PROBLEM 1:
Recast the records starting at the line containing "legend-label-131072: 131072: [501, 359, 547, 373]" and ending at the line containing "plot-frame: [79, 57, 577, 423]" as a Markdown table with the columns Row and Record line, numbering each row and omitting blank lines.

EXTRACT PROVIDED:

Michigan continues to invest in its M-TECs — Michigan Technical Education Centers, of which there are now 16. As of October 1999, the state had awarded US$60 million in grants to build the training centers on the campuses of community colleges around the state. When all the centers are operational, over 20,000 students are expected to be trained annually, according to the Michigan Economic Development Corp. (www.michigan.org). Most economic development officials agree that tomorrow’s work force will need a distinct set of “e-skills” and that areas that can deliver workers so equipped will have a distinct advantage.
Universities and proactive businesses
are crafting ever-more-relevant
job training programs designed to give
employers in their area an edge in the labor pool.
Work-force training programs are seeing substantial inflows of capital as state and local economic development agencies seek to make their available workers more competitive. This is among the findings of a recent Site Selection survey of economic development agencies; virtually all the respondents cite labor as their top-priority issue in this era of record-low unemployment.
ABOVE RIGHT: The Roanoke (Va.) Higher Education Center, opening in September 2000, will house 16 academic and training institutions, including public and private colleges and universities and job-training programs. More than 1,200 students are expected to enroll.
Thanks to the funding flows, training programs are increasingly sophisticated and automated. A consortium of The Lakeland (Fla.) Economic Development Council, 20 businesses, educational institutions and the Polk Workforce Development Board for instance, is putting a $896,000 federal grant into a new training program called “Skills for Life.” The program trains unemployed and underemployed people to become self-sufficient by working at participating company sites, which increases the labor pool. All training is tracked and stored in a database.

PROBLEM 2:
List every number in the workforce-training text that counts people, centers, institutions or businesses, together with what each one counts.

DATA FOR THIS EXERCISE:
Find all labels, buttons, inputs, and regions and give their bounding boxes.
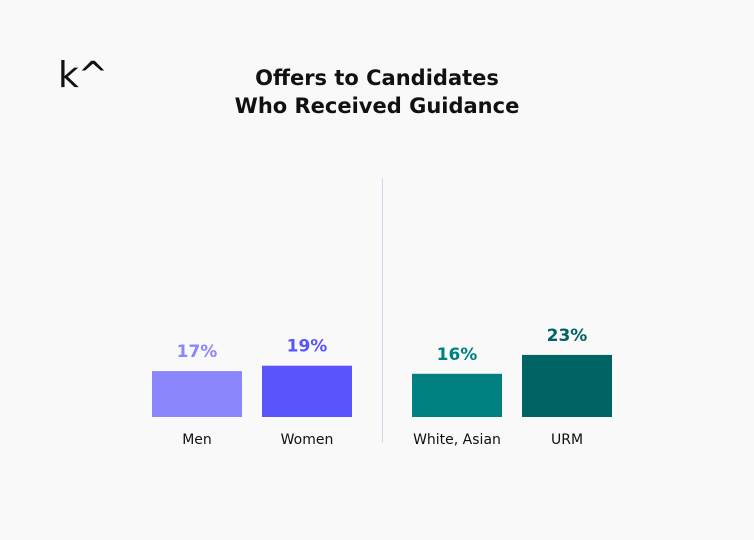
chart-title-line-2: Who Received Guidance	[234, 94, 520, 118]
bar-2	[412, 373, 502, 417]
chart-title-line-1: Offers to Candidates	[255, 66, 499, 90]
value-label: 17%	[177, 342, 218, 362]
chart-title: Offers to Candidates Who Received Guidan…	[0, 64, 754, 120]
value-label: 19%	[287, 337, 328, 357]
bar-0	[152, 371, 242, 417]
value-label: 23%	[547, 326, 588, 346]
logo: k^	[58, 55, 108, 96]
category-label: Women	[281, 432, 334, 448]
category-label: URM	[551, 432, 583, 448]
bar-3	[522, 354, 612, 417]
category-label: Men	[182, 432, 212, 448]
category-label: White, Asian	[413, 432, 501, 448]
bar-1	[262, 365, 352, 417]
value-label: 16%	[437, 345, 478, 365]
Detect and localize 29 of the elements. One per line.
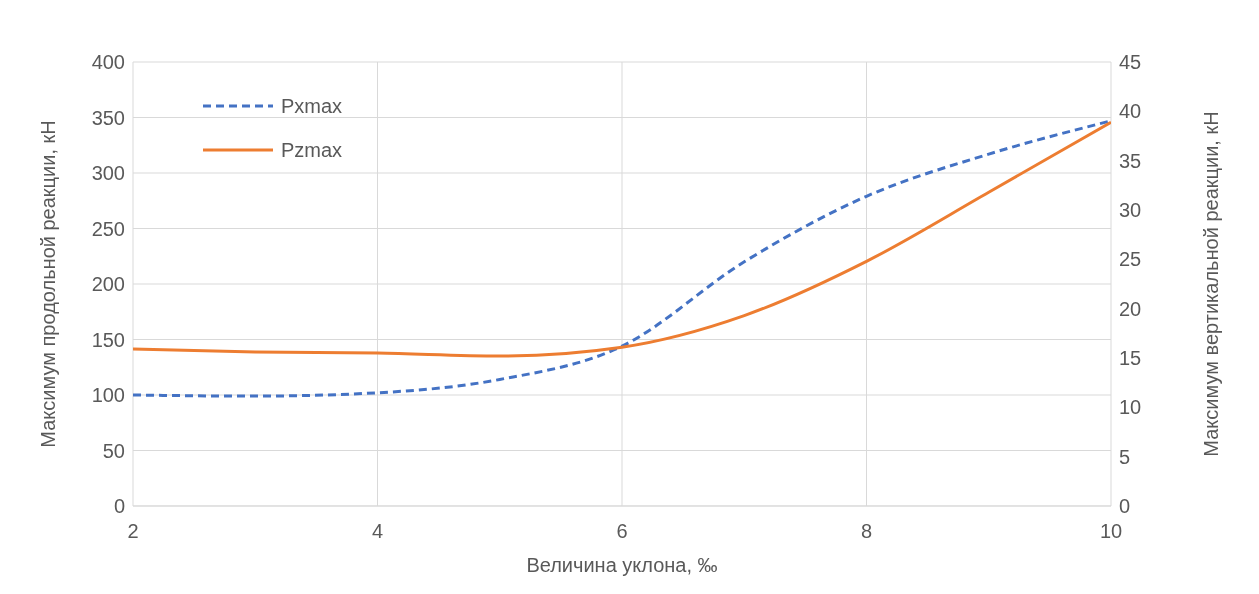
y-tick-label: 150 bbox=[91, 328, 125, 351]
y2-tick-label: 0 bbox=[1119, 495, 1131, 518]
y-tick-label: 200 bbox=[91, 273, 125, 296]
y2-tick-label: 40 bbox=[1119, 100, 1142, 123]
y2-tick-label: 10 bbox=[1119, 396, 1142, 419]
legend-label: Pzmax bbox=[281, 138, 343, 162]
y2-tick-label: 5 bbox=[1119, 445, 1131, 468]
y-tick-label: 300 bbox=[91, 162, 125, 185]
y-tick-label: 350 bbox=[91, 106, 125, 129]
y-tick-label: 50 bbox=[102, 439, 125, 462]
x-axis-title: Величина уклона, ‰ bbox=[526, 554, 718, 576]
x-tick-label: 8 bbox=[860, 520, 873, 543]
y-tick-label: 100 bbox=[91, 384, 125, 407]
x-tick-label: 10 bbox=[1099, 520, 1123, 543]
y2-tick-label: 20 bbox=[1119, 297, 1142, 320]
y-tick-label: 250 bbox=[91, 217, 125, 240]
y2-tick-label: 15 bbox=[1119, 347, 1142, 370]
y-tick-label: 0 bbox=[113, 495, 125, 518]
y2-tick-label: 35 bbox=[1119, 149, 1142, 172]
x-tick-label: 4 bbox=[371, 520, 384, 543]
y2-axis-title: Максимум вертикальной реакции, кН bbox=[1200, 111, 1223, 457]
x-tick-label: 6 bbox=[616, 520, 628, 543]
y2-tick-label: 30 bbox=[1119, 199, 1142, 222]
legend-label: Pxmax bbox=[281, 94, 343, 118]
y2-tick-label: 25 bbox=[1119, 248, 1142, 271]
x-tick-label: 2 bbox=[127, 520, 139, 543]
y-tick-label: 400 bbox=[91, 51, 125, 74]
y-axis-title: Максимум продольной реакции, кН bbox=[37, 120, 60, 448]
y2-tick-label: 45 bbox=[1119, 51, 1142, 74]
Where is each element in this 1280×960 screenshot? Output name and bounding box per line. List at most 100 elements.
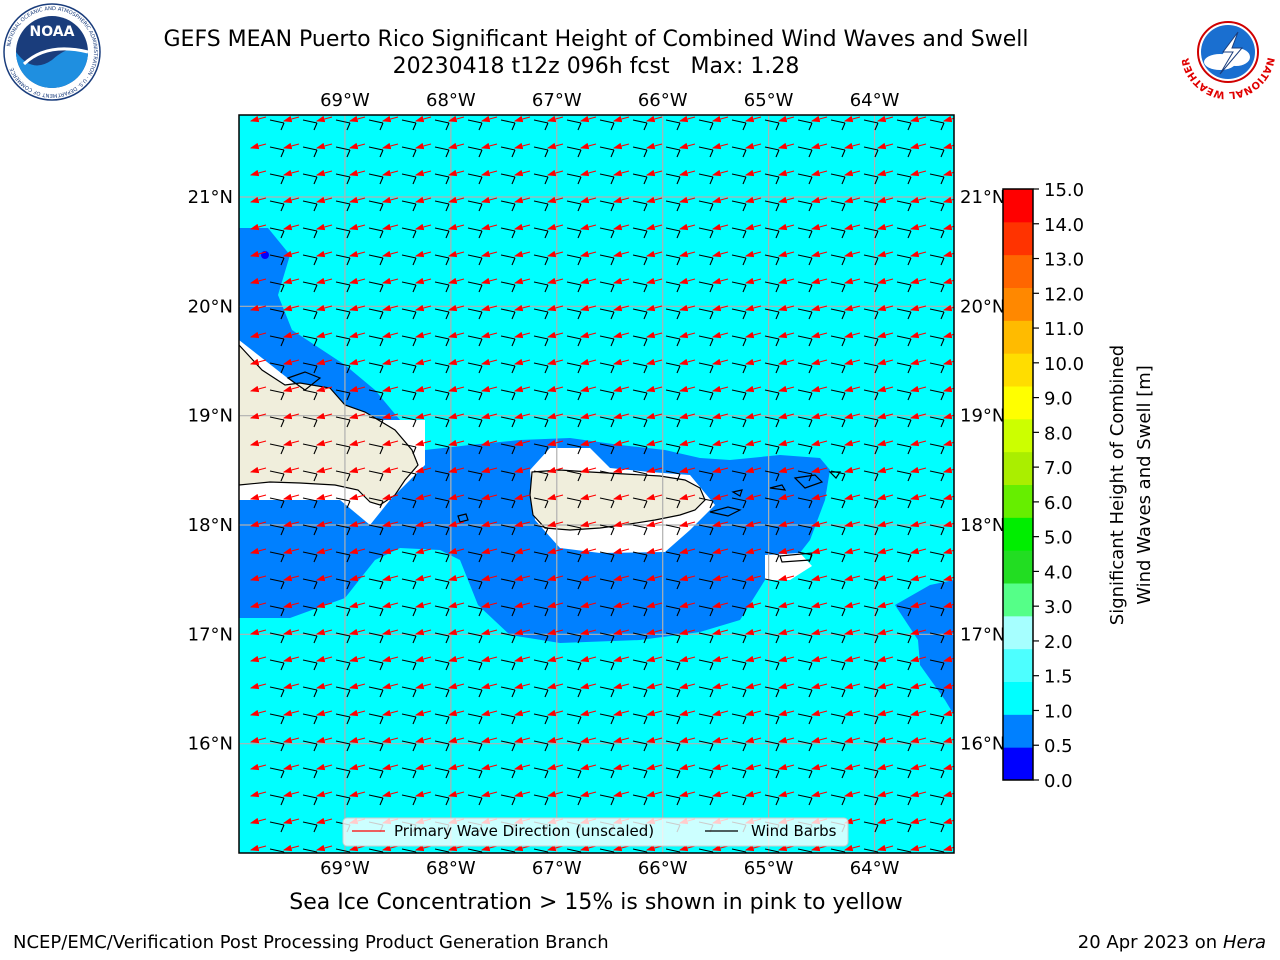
wind-barb (599, 632, 615, 644)
wave-arrow (249, 601, 267, 609)
wind-barb (335, 308, 351, 320)
wave-arrow (777, 844, 795, 852)
wind-barb (896, 794, 912, 806)
wind-barb (929, 551, 945, 563)
wave-arrow (480, 277, 498, 285)
wind-barb (566, 254, 582, 266)
wave-arrow (546, 520, 564, 528)
wave-arrow (315, 277, 333, 285)
wind-barb (632, 713, 648, 725)
wind-barb (401, 227, 417, 239)
wave-arrow (348, 439, 366, 447)
colorbar-tick: 10.0 (1044, 354, 1084, 375)
wind-barb (434, 281, 450, 293)
wind-barb (533, 281, 549, 293)
wave-arrow (282, 466, 300, 474)
noaa-logo-icon: NOAA NATIONAL OCEANIC AND ATMOSPHERIC AD… (3, 3, 101, 101)
wind-barb (302, 173, 318, 185)
wind-barb (434, 308, 450, 320)
lon-label: 65°W (744, 858, 794, 879)
wave-arrow (909, 547, 927, 555)
wave-arrow (744, 844, 762, 852)
wind-barb (797, 362, 813, 374)
wind-barb (963, 255, 977, 265)
wind-barb (665, 146, 681, 158)
colorbar-segment (1003, 189, 1033, 223)
wave-arrow (942, 682, 954, 690)
wave-arrow (579, 601, 597, 609)
wave-arrow (348, 169, 366, 177)
wave-arrow (810, 844, 828, 852)
wind-barb (665, 524, 681, 536)
wave-arrow (678, 169, 696, 177)
wave-arrow (480, 682, 498, 690)
wind-barb (335, 335, 351, 347)
wave-arrow (777, 277, 795, 285)
wind-barb (302, 416, 318, 428)
wind-barb (500, 335, 516, 347)
wind-barb (698, 335, 714, 347)
wind-barb (764, 497, 780, 509)
latitude-labels-right: 21°N 20°N 19°N 18°N 17°N 16°N (960, 187, 1005, 755)
wave-arrow (480, 439, 498, 447)
wind-barb (698, 254, 714, 266)
wave-arrow (414, 115, 432, 123)
wind-barb (335, 362, 351, 374)
wave-arrow (315, 304, 333, 312)
colorbar-tick: 12.0 (1044, 284, 1084, 305)
wind-barb (665, 848, 681, 853)
wind-barb (698, 659, 714, 671)
wind-barb (401, 686, 417, 698)
wind-barb (929, 389, 945, 401)
wave-arrow (447, 709, 465, 717)
lat-label: 16°N (188, 734, 233, 755)
wind-barb (269, 848, 285, 853)
wind-barb (731, 659, 747, 671)
wave-arrow (315, 223, 333, 231)
wind-barb (896, 821, 912, 833)
wave-arrow (579, 412, 597, 420)
chart-title: GEFS MEAN Puerto Rico Significant Height… (163, 27, 1029, 52)
wind-barb (632, 227, 648, 239)
wind-barb (533, 389, 549, 401)
wave-arrow (744, 736, 762, 744)
wave-arrow (546, 844, 564, 852)
wind-barb (368, 470, 384, 482)
wind-barb (830, 605, 846, 617)
wind-barb (963, 147, 977, 157)
wind-barb (764, 794, 780, 806)
wave-arrow (348, 844, 366, 852)
wave-arrow (612, 223, 630, 231)
wave-arrow (414, 385, 432, 393)
wave-arrow (909, 709, 927, 717)
wave-arrow (480, 601, 498, 609)
wind-barb (698, 713, 714, 725)
wind-barb (963, 660, 977, 670)
wind-barb (335, 281, 351, 293)
wave-arrow (777, 682, 795, 690)
wind-barb (764, 443, 780, 455)
wave-arrow (711, 682, 729, 690)
wind-barb (731, 254, 747, 266)
wave-arrow (876, 439, 894, 447)
wind-barb (764, 119, 780, 131)
wind-barb (434, 254, 450, 266)
wave-arrow (777, 331, 795, 339)
wind-barb (665, 470, 681, 482)
wind-barb (302, 794, 318, 806)
wave-arrow (513, 196, 531, 204)
wind-barb (896, 119, 912, 131)
wind-barb (368, 416, 384, 428)
wave-arrow (909, 790, 927, 798)
wind-barb (566, 632, 582, 644)
wind-barb (566, 200, 582, 212)
wind-barb (698, 497, 714, 509)
wave-arrow (612, 628, 630, 636)
wind-barb (929, 632, 945, 644)
wind-barb (797, 740, 813, 752)
lat-label: 16°N (960, 734, 1005, 755)
wave-arrow (579, 115, 597, 123)
wave-arrow (843, 709, 861, 717)
wind-barb (302, 497, 318, 509)
wind-barb (467, 551, 483, 563)
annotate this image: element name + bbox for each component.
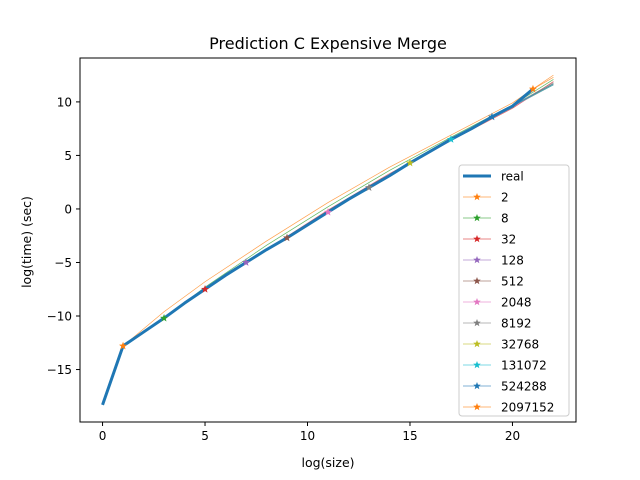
legend-label-131072: 131072: [501, 359, 547, 373]
x-axis-label: log(size): [301, 455, 354, 470]
marker-8192: [365, 183, 373, 191]
real-line: [101, 87, 534, 406]
legend-label-2097152: 2097152: [501, 401, 554, 415]
marker-2048: [324, 207, 332, 216]
legend-swatch-marker-128: [473, 256, 481, 264]
y-tick-label: −15: [47, 363, 72, 377]
x-tick-label: 0: [99, 429, 107, 443]
y-tick-label: 0: [64, 202, 72, 216]
marker-128: [242, 258, 251, 266]
legend-swatch-marker-2048: [473, 298, 481, 306]
marker-131072: [446, 135, 455, 143]
legend-swatch-marker-2097152: [473, 403, 481, 411]
marker-32768: [405, 158, 414, 167]
plot-frame: [79, 57, 577, 423]
legend-label-32: 32: [501, 233, 516, 247]
legend-label-8192: 8192: [501, 317, 532, 331]
y-tick-label: −5: [54, 256, 72, 270]
x-tick-label: 10: [300, 429, 315, 443]
y-axis-label: log(time) (sec): [19, 196, 34, 288]
plot-lines: [101, 74, 554, 406]
plot-markers: [119, 84, 537, 350]
legend: real 2 8 32 128 512 2048 8192 32768 131072 524288 2…: [458, 164, 570, 417]
marker-524288: [487, 112, 496, 121]
y-ticks: −15 −10 −5 0 5 10: [47, 95, 80, 377]
legend-swatch-marker-8192: [473, 319, 481, 327]
marker-2097152: [528, 84, 537, 93]
x-tick-label: 5: [201, 429, 209, 443]
y-tick-label: 10: [57, 95, 72, 109]
y-tick-label: 5: [64, 149, 72, 163]
marker-32: [201, 285, 210, 293]
legend-box: [458, 164, 570, 417]
prediction-line-2097152: [532, 76, 554, 90]
marker-2: [119, 341, 128, 350]
marker-512: [283, 233, 291, 242]
x-tick-label: 15: [402, 429, 417, 443]
legend-label-real: real: [501, 170, 524, 184]
legend-swatch-marker-8: [473, 214, 481, 222]
legend-label-32768: 32768: [501, 338, 539, 352]
legend-swatch-marker-32: [473, 235, 481, 243]
legend-label-2048: 2048: [501, 296, 532, 310]
legend-swatch-marker-2: [473, 193, 481, 201]
marker-8: [160, 313, 169, 322]
legend-swatch-marker-524288: [473, 382, 481, 390]
x-tick-label: 20: [505, 429, 520, 443]
chart-title: Prediction C Expensive Merge: [209, 34, 447, 53]
legend-swatch-marker-512: [473, 277, 481, 285]
legend-label-524288: 524288: [501, 380, 547, 394]
y-tick-label: −10: [47, 310, 72, 324]
legend-swatch-marker-32768: [473, 340, 481, 348]
legend-label-8: 8: [501, 212, 509, 226]
legend-label-2: 2: [501, 191, 509, 205]
x-ticks: 0 5 10 15 20: [99, 422, 520, 443]
legend-swatch-marker-131072: [473, 361, 481, 369]
legend-label-128: 128: [501, 254, 524, 268]
legend-label-512: 512: [501, 275, 524, 289]
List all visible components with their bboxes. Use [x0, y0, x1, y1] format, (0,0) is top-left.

RIGHT ANSWER 1:
| Row | Record line |
|---|---|
| 1 | legend-label-131072: 131072: [501, 359, 547, 373] |
| 2 | x-axis-label: log(size): [301, 455, 354, 470] |
| 3 | marker-8192: [365, 183, 373, 191] |
| 4 | real-line: [101, 87, 534, 406] |
| 5 | legend-label-2097152: 2097152: [501, 401, 554, 415] |
| 6 | marker-2048: [324, 207, 332, 216] |
| 7 | legend-swatch-marker-128: [473, 256, 481, 264] |
| 8 | y-tick-label: −15: [47, 363, 72, 377] |
| 9 | x-tick-label: 0: [99, 429, 107, 443] |
| 10 | y-tick-label: 0: [64, 202, 72, 216] |
| 11 | marker-128: [242, 258, 251, 266] |
| 12 | legend-swatch-marker-2048: [473, 298, 481, 306] |
| 13 | marker-131072: [446, 135, 455, 143] |
| 14 | legend-swatch-marker-2097152: [473, 403, 481, 411] |
| 15 | marker-32768: [405, 158, 414, 167] |
| 16 | plot-frame: [79, 57, 577, 423] |

RIGHT ANSWER 2:
- 16: Michigan Technical Education Centers (M-TECs)
- Over 20,000: students expected to be trained annually once all the centers are operational
- 16: academic and training institutions the Roanoke (Va.) Higher Education Center will house
- More than 1,200: students expected to enroll at the Roanoke center
- 20: businesses in the Lakeland (Fla.) consortium